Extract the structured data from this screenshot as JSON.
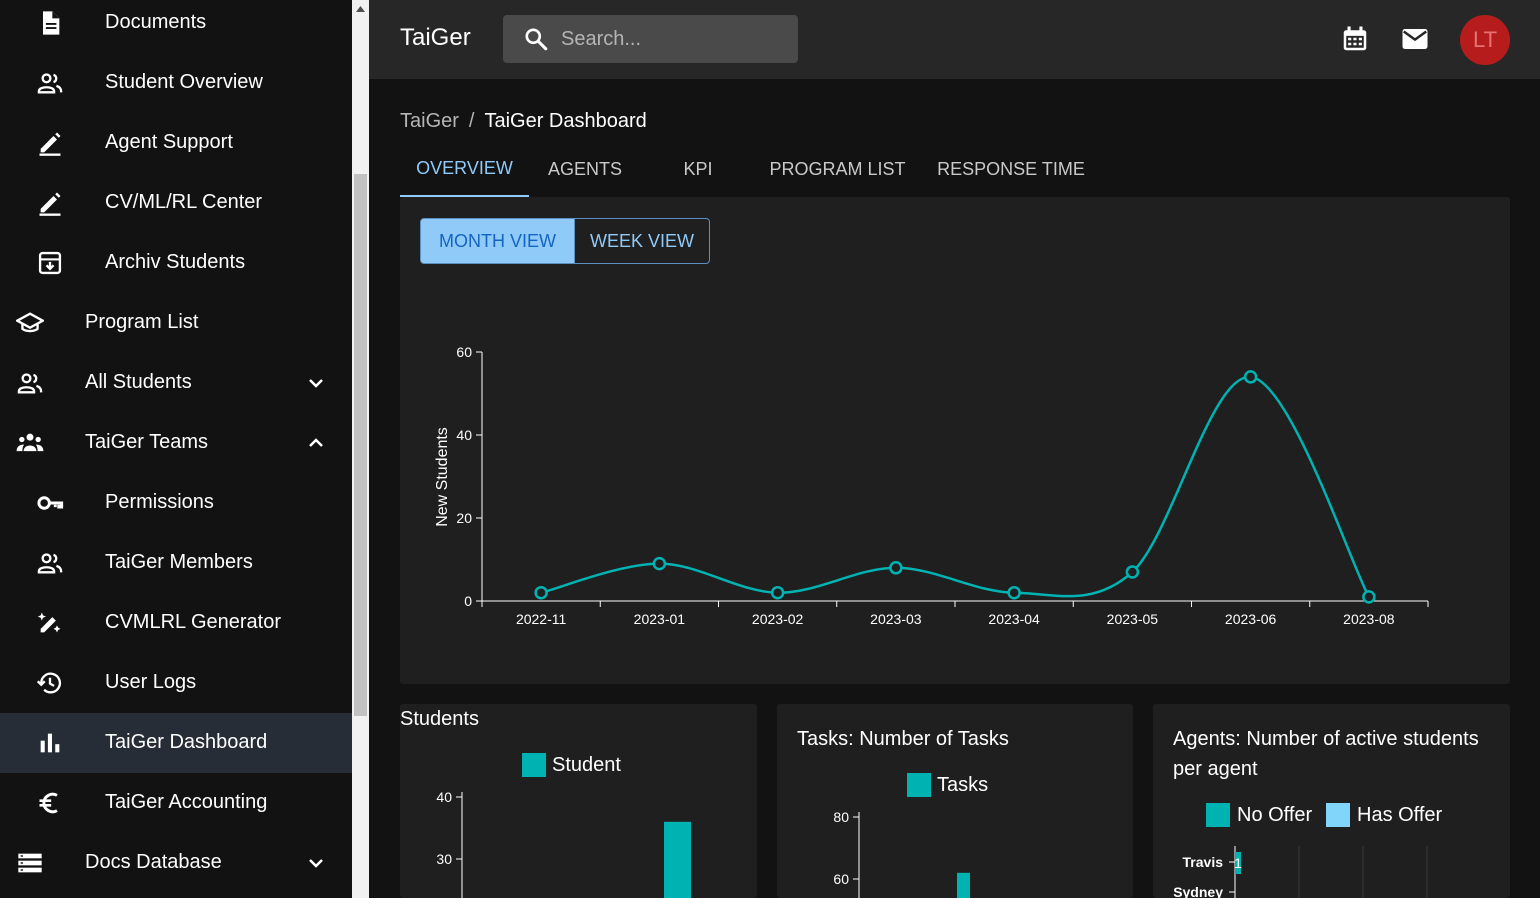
{
  "sidebar": {
    "items": [
      {
        "label": "Documents",
        "icon": "document-icon"
      },
      {
        "label": "Student Overview",
        "icon": "people-icon"
      },
      {
        "label": "Agent Support",
        "icon": "edit-icon"
      },
      {
        "label": "CV/ML/RL Center",
        "icon": "edit-icon"
      },
      {
        "label": "Archiv Students",
        "icon": "archive-icon"
      },
      {
        "label": "Program List",
        "icon": "school-icon"
      },
      {
        "label": "All Students",
        "icon": "people-icon",
        "chevron": "down"
      },
      {
        "label": "TaiGer Teams",
        "icon": "groups-icon",
        "chevron": "up"
      },
      {
        "label": "Permissions",
        "icon": "key-icon"
      },
      {
        "label": "TaiGer Members",
        "icon": "people-icon"
      },
      {
        "label": "CVMLRL Generator",
        "icon": "magic-edit-icon"
      },
      {
        "label": "User Logs",
        "icon": "history-icon"
      },
      {
        "label": "TaiGer Dashboard",
        "icon": "bar-chart-icon",
        "active": true
      },
      {
        "label": "TaiGer Accounting",
        "icon": "euro-icon"
      },
      {
        "label": "Docs Database",
        "icon": "storage-icon",
        "chevron": "down"
      }
    ]
  },
  "topbar": {
    "brand": "TaiGer",
    "search_placeholder": "Search...",
    "avatar": "LT"
  },
  "breadcrumb": {
    "root": "TaiGer",
    "sep": "/",
    "current": "TaiGer Dashboard"
  },
  "tabs": [
    "OVERVIEW",
    "AGENTS",
    "KPI",
    "PROGRAM LIST",
    "RESPONSE TIME"
  ],
  "view_toggle": {
    "month": "MONTH VIEW",
    "week": "WEEK VIEW"
  },
  "colors": {
    "accent": "#90caf9",
    "series": "#00b3b3",
    "has_offer": "#81d4fa",
    "avatar": "#b71c1c"
  },
  "chart_data": [
    {
      "type": "line",
      "ylabel": "New Students",
      "x": [
        "2022-11",
        "2023-01",
        "2023-02",
        "2023-03",
        "2023-04",
        "2023-05",
        "2023-06",
        "2023-08"
      ],
      "values": [
        2,
        9,
        2,
        8,
        2,
        7,
        54,
        1
      ],
      "ylim": [
        0,
        60
      ],
      "yticks": [
        0,
        20,
        40,
        60
      ]
    },
    {
      "type": "bar",
      "title": "Students",
      "series": [
        {
          "name": "Student"
        }
      ],
      "yticks": [
        30,
        40
      ],
      "visible_bar_value": 36
    },
    {
      "type": "bar",
      "title": "Tasks: Number of Tasks",
      "series": [
        {
          "name": "Tasks"
        }
      ],
      "yticks": [
        60,
        80
      ],
      "visible_bar_value": 62
    },
    {
      "type": "bar",
      "title": "Agents: Number of active students per agent",
      "series": [
        {
          "name": "No Offer"
        },
        {
          "name": "Has Offer"
        }
      ],
      "categories": [
        "Travis",
        "Sydney"
      ],
      "data_labels": [
        "1"
      ]
    }
  ]
}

The request → Return the listing above word for word, with the pictures removed.

Answer for this exercise →
Extract the structured data from this screenshot as JSON.
{
  "sidebar": {
    "items": [
      {
        "label": "Documents",
        "icon": "document-icon"
      },
      {
        "label": "Student Overview",
        "icon": "people-icon"
      },
      {
        "label": "Agent Support",
        "icon": "edit-icon"
      },
      {
        "label": "CV/ML/RL Center",
        "icon": "edit-icon"
      },
      {
        "label": "Archiv Students",
        "icon": "archive-icon"
      },
      {
        "label": "Program List",
        "icon": "school-icon"
      },
      {
        "label": "All Students",
        "icon": "people-icon",
        "chevron": "down"
      },
      {
        "label": "TaiGer Teams",
        "icon": "groups-icon",
        "chevron": "up"
      },
      {
        "label": "Permissions",
        "icon": "key-icon"
      },
      {
        "label": "TaiGer Members",
        "icon": "people-icon"
      },
      {
        "label": "CVMLRL Generator",
        "icon": "magic-edit-icon"
      },
      {
        "label": "User Logs",
        "icon": "history-icon"
      },
      {
        "label": "TaiGer Dashboard",
        "icon": "bar-chart-icon",
        "active": true
      },
      {
        "label": "TaiGer Accounting",
        "icon": "euro-icon"
      },
      {
        "label": "Docs Database",
        "icon": "storage-icon",
        "chevron": "down"
      }
    ]
  },
  "topbar": {
    "brand": "TaiGer",
    "search_placeholder": "Search...",
    "avatar": "LT"
  },
  "breadcrumb": {
    "root": "TaiGer",
    "sep": "/",
    "current": "TaiGer Dashboard"
  },
  "tabs": [
    "OVERVIEW",
    "AGENTS",
    "KPI",
    "PROGRAM LIST",
    "RESPONSE TIME"
  ],
  "view_toggle": {
    "month": "MONTH VIEW",
    "week": "WEEK VIEW"
  },
  "colors": {
    "accent": "#90caf9",
    "series": "#00b3b3",
    "has_offer": "#81d4fa",
    "avatar": "#b71c1c"
  },
  "chart_data": [
    {
      "type": "line",
      "ylabel": "New Students",
      "x": [
        "2022-11",
        "2023-01",
        "2023-02",
        "2023-03",
        "2023-04",
        "2023-05",
        "2023-06",
        "2023-08"
      ],
      "values": [
        2,
        9,
        2,
        8,
        2,
        7,
        54,
        1
      ],
      "ylim": [
        0,
        60
      ],
      "yticks": [
        0,
        20,
        40,
        60
      ]
    },
    {
      "type": "bar",
      "title": "Students",
      "series": [
        {
          "name": "Student"
        }
      ],
      "yticks": [
        30,
        40
      ],
      "visible_bar_value": 36
    },
    {
      "type": "bar",
      "title": "Tasks: Number of Tasks",
      "series": [
        {
          "name": "Tasks"
        }
      ],
      "yticks": [
        60,
        80
      ],
      "visible_bar_value": 62
    },
    {
      "type": "bar",
      "title": "Agents: Number of active students per agent",
      "series": [
        {
          "name": "No Offer"
        },
        {
          "name": "Has Offer"
        }
      ],
      "categories": [
        "Travis",
        "Sydney"
      ],
      "data_labels": [
        "1"
      ]
    }
  ]
}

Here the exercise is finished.